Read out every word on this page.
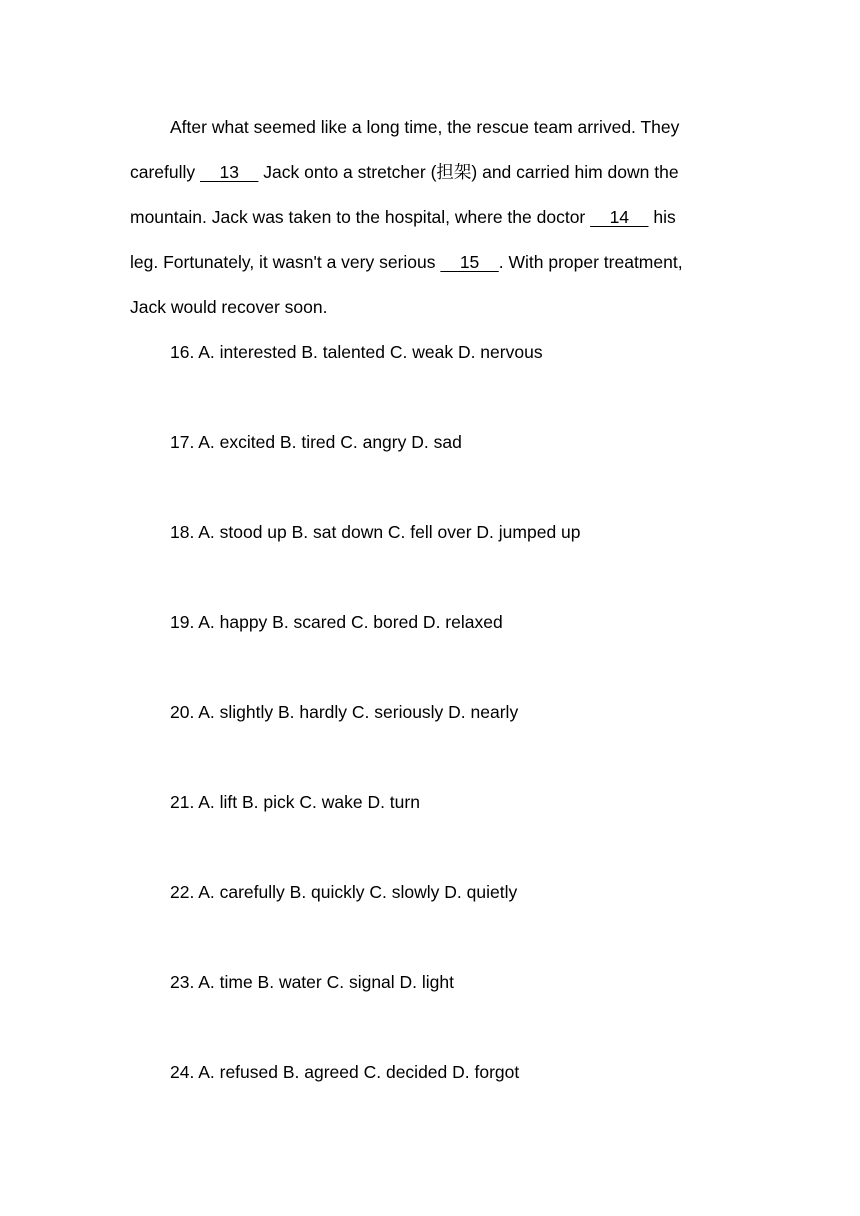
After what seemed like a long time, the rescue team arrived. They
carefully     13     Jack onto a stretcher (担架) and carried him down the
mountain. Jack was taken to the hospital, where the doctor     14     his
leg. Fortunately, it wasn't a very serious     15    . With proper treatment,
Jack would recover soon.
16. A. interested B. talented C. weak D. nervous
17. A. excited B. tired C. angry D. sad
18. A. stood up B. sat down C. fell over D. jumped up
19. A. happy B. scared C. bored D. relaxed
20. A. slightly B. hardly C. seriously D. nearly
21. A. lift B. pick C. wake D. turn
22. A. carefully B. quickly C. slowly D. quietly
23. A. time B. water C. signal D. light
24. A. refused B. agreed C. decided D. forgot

※ ※ ※

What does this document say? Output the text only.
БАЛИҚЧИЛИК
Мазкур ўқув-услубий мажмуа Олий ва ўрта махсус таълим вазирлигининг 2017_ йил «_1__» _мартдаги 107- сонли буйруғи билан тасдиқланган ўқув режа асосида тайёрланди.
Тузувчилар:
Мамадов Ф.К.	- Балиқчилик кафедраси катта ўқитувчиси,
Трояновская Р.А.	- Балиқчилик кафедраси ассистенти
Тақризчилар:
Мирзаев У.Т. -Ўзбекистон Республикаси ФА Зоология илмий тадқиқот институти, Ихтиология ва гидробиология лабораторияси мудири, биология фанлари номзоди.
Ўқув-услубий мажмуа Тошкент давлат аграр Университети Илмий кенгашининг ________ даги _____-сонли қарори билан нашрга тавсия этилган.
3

※ ※ ※

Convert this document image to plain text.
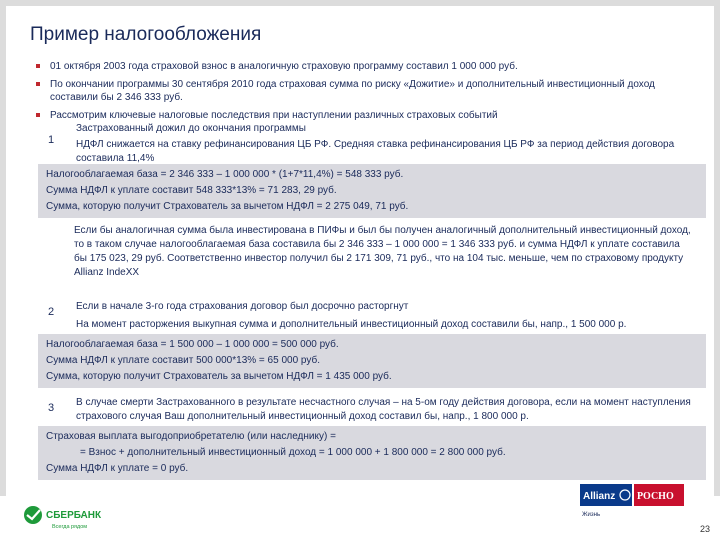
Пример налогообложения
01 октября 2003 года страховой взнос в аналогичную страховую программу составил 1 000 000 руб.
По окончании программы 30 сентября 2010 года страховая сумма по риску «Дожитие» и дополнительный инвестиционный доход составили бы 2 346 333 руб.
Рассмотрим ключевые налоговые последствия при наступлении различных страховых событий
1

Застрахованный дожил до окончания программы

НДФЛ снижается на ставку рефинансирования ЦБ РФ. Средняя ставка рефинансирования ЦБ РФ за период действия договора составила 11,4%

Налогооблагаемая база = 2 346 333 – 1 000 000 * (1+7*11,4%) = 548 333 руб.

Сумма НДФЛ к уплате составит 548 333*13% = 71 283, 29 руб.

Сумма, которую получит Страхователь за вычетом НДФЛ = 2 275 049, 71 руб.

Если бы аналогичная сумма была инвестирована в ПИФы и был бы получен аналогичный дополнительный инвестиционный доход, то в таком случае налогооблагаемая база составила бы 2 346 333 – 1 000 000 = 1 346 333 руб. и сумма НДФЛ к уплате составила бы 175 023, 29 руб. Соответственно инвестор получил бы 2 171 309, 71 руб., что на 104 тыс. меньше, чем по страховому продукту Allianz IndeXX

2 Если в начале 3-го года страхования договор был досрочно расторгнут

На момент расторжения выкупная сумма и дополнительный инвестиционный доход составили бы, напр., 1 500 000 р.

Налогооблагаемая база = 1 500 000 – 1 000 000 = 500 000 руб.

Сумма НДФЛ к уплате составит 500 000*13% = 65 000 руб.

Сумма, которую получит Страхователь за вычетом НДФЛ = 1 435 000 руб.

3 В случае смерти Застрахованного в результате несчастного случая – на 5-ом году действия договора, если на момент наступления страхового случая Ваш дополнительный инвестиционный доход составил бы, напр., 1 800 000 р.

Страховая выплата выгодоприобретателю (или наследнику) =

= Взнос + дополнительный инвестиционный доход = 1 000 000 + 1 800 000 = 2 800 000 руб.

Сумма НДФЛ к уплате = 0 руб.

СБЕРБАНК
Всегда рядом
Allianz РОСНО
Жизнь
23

※ ※ ※

**Requirements:**
Find and copy each line above that includes the string "которую".

**Reply:**
Сумма, которую получит Страхователь за вычетом НДФЛ = 2 275 049, 71 руб.
Сумма, которую получит Страхователь за вычетом НДФЛ = 1 435 000 руб.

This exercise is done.